THE EXERCISE
Transcribe the material in full, exactly as written.

━━━━━ RECORDS PROVIDED

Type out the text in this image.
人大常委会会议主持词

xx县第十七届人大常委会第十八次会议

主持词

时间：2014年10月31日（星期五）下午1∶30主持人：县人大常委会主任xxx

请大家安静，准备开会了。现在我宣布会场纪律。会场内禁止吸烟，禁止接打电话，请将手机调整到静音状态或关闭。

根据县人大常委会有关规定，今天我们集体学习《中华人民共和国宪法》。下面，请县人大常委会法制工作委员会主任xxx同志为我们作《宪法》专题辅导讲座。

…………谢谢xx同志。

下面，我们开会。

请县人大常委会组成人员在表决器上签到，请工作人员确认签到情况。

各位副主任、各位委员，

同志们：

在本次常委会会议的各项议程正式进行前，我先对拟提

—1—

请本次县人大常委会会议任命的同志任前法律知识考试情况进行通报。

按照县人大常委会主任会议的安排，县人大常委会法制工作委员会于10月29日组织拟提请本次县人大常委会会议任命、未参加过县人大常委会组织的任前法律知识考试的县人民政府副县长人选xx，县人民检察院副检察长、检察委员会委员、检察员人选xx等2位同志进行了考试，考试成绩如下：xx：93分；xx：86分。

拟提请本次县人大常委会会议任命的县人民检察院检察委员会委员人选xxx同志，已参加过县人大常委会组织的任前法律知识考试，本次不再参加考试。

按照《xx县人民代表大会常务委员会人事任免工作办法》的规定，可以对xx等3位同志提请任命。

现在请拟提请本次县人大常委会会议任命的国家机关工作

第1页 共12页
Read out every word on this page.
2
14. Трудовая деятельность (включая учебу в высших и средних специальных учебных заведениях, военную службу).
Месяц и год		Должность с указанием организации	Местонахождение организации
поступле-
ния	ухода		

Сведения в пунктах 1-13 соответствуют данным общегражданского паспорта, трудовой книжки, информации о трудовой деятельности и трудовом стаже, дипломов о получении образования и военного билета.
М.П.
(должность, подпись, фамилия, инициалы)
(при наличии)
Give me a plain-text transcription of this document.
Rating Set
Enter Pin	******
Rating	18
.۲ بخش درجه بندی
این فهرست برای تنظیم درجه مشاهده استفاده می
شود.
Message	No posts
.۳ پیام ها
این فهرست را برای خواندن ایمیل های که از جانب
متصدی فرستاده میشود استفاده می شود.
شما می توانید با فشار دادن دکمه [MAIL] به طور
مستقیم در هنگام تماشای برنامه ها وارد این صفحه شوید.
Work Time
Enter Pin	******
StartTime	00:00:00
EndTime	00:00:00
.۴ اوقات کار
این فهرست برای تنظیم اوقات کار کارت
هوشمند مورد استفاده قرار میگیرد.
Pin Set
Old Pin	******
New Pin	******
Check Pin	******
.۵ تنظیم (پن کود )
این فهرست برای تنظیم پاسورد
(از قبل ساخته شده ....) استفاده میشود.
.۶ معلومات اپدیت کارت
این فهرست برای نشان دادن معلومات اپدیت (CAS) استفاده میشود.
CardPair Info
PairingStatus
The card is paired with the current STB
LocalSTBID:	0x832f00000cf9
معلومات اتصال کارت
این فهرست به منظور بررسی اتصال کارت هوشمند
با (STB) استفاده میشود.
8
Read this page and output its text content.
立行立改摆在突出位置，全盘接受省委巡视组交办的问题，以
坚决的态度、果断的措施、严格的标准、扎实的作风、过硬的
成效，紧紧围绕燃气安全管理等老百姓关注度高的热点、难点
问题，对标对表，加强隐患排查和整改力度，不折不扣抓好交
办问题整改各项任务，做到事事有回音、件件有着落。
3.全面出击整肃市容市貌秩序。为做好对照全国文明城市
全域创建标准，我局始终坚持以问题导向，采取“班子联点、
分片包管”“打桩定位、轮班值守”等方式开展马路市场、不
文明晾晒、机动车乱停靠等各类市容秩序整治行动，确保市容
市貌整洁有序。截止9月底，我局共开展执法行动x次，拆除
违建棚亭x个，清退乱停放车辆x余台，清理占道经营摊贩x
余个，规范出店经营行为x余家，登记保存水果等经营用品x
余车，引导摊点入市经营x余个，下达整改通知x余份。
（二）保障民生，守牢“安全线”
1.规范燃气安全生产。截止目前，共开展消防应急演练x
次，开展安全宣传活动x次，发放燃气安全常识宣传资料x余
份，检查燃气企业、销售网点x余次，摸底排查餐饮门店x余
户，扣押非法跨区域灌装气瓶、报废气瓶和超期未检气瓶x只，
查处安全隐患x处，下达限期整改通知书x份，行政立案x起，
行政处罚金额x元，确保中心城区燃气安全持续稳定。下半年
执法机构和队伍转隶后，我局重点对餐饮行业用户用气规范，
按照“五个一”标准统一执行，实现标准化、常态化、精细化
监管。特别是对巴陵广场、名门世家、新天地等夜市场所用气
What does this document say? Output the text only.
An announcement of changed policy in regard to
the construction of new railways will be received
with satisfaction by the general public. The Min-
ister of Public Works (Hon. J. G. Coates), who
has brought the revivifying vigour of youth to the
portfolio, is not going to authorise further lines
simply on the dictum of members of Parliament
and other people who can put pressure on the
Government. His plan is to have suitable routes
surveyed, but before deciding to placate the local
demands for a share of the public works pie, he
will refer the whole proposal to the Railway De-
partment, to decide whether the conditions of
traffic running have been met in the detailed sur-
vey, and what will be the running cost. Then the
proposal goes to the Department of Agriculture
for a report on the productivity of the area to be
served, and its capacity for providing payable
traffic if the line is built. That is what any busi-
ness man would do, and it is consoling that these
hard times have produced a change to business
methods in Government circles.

━━━━━━━━━━

SOLUTION FOR THIS EXERCISE
Type out the text in this image.
人大常委会会议主持词

xx县第十七届人大常委会第十八次会议

主持词

时间：2014年10月31日（星期五）下午1∶30主持人：县人大常委会主任xxx

请大家安静，准备开会了。现在我宣布会场纪律。会场内禁止吸烟，禁止接打电话，请将手机调整到静音状态或关闭。

根据县人大常委会有关规定，今天我们集体学习《中华人民共和国宪法》。下面，请县人大常委会法制工作委员会主任xxx同志为我们作《宪法》专题辅导讲座。

…………谢谢xx同志。

下面，我们开会。

请县人大常委会组成人员在表决器上签到，请工作人员确认签到情况。

各位副主任、各位委员，

同志们：

在本次常委会会议的各项议程正式进行前，我先对拟提

—1—

请本次县人大常委会会议任命的同志任前法律知识考试情况进行通报。

按照县人大常委会主任会议的安排，县人大常委会法制工作委员会于10月29日组织拟提请本次县人大常委会会议任命、未参加过县人大常委会组织的任前法律知识考试的县人民政府副县长人选xx，县人民检察院副检察长、检察委员会委员、检察员人选xx等2位同志进行了考试，考试成绩如下：xx：93分；xx：86分。

拟提请本次县人大常委会会议任命的县人民检察院检察委员会委员人选xxx同志，已参加过县人大常委会组织的任前法律知识考试，本次不再参加考试。

按照《xx县人民代表大会常务委员会人事任免工作办法》的规定，可以对xx等3位同志提请任命。

现在请拟提请本次县人大常委会会议任命的国家机关工作

第1页 共12页
Read out every word on this page.
2
14. Трудовая деятельность (включая учебу в высших и средних специальных учебных заведениях, военную службу).
Месяц и год		Должность с указанием организации	Местонахождение организации
поступле-
ния	ухода		

Сведения в пунктах 1-13 соответствуют данным общегражданского паспорта, трудовой книжки, информации о трудовой деятельности и трудовом стаже, дипломов о получении образования и военного билета.
М.П.
(должность, подпись, фамилия, инициалы)
(при наличии)
Give me a plain-text transcription of this document.
Rating Set
Enter Pin	******
Rating	18
.۲ بخش درجه بندی
این فهرست برای تنظیم درجه مشاهده استفاده می
شود.
Message	No posts
.۳ پیام ها
این فهرست را برای خواندن ایمیل های که از جانب
متصدی فرستاده میشود استفاده می شود.
شما می توانید با فشار دادن دکمه [MAIL] به طور
مستقیم در هنگام تماشای برنامه ها وارد این صفحه شوید.
Work Time
Enter Pin	******
StartTime	00:00:00
EndTime	00:00:00
.۴ اوقات کار
این فهرست برای تنظیم اوقات کار کارت
هوشمند مورد استفاده قرار میگیرد.
Pin Set
Old Pin	******
New Pin	******
Check Pin	******
.۵ تنظیم (پن کود )
این فهرست برای تنظیم پاسورد
(از قبل ساخته شده ....) استفاده میشود.
.۶ معلومات اپدیت کارت
این فهرست برای نشان دادن معلومات اپدیت (CAS) استفاده میشود.
CardPair Info
PairingStatus
The card is paired with the current STB
LocalSTBID:	0x832f00000cf9
معلومات اتصال کارت
این فهرست به منظور بررسی اتصال کارت هوشمند
با (STB) استفاده میشود.
8
Read this page and output its text content.
立行立改摆在突出位置，全盘接受省委巡视组交办的问题，以
坚决的态度、果断的措施、严格的标准、扎实的作风、过硬的
成效，紧紧围绕燃气安全管理等老百姓关注度高的热点、难点
问题，对标对表，加强隐患排查和整改力度，不折不扣抓好交
办问题整改各项任务，做到事事有回音、件件有着落。
3.全面出击整肃市容市貌秩序。为做好对照全国文明城市
全域创建标准，我局始终坚持以问题导向，采取“班子联点、
分片包管”“打桩定位、轮班值守”等方式开展马路市场、不
文明晾晒、机动车乱停靠等各类市容秩序整治行动，确保市容
市貌整洁有序。截止9月底，我局共开展执法行动x次，拆除
违建棚亭x个，清退乱停放车辆x余台，清理占道经营摊贩x
余个，规范出店经营行为x余家，登记保存水果等经营用品x
余车，引导摊点入市经营x余个，下达整改通知x余份。
（二）保障民生，守牢“安全线”
1.规范燃气安全生产。截止目前，共开展消防应急演练x
次，开展安全宣传活动x次，发放燃气安全常识宣传资料x余
份，检查燃气企业、销售网点x余次，摸底排查餐饮门店x余
户，扣押非法跨区域灌装气瓶、报废气瓶和超期未检气瓶x只，
查处安全隐患x处，下达限期整改通知书x份，行政立案x起，
行政处罚金额x元，确保中心城区燃气安全持续稳定。下半年
执法机构和队伍转隶后，我局重点对餐饮行业用户用气规范，
按照“五个一”标准统一执行，实现标准化、常态化、精细化
监管。特别是对巴陵广场、名门世家、新天地等夜市场所用气
What does this document say? Output the text only.
An announcement of changed policy in regard to
the construction of new railways will be received
with satisfaction by the general public. The Min-
ister of Public Works (Hon. J. G. Coates), who
has brought the revivifying vigour of youth to the
portfolio, is not going to authorise further lines
simply on the dictum of members of Parliament
and other people who can put pressure on the
Government. His plan is to have suitable routes
surveyed, but before deciding to placate the local
demands for a share of the public works pie, he
will refer the whole proposal to the Railway De-
partment, to decide whether the conditions of
traffic running have been met in the detailed sur-
vey, and what will be the running cost. Then the
proposal goes to the Department of Agriculture
for a report on the productivity of the area to be
served, and its capacity for providing payable
traffic if the line is built. That is what any busi-
ness man would do, and it is consoling that these
hard times have produced a change to business
methods in Government circles.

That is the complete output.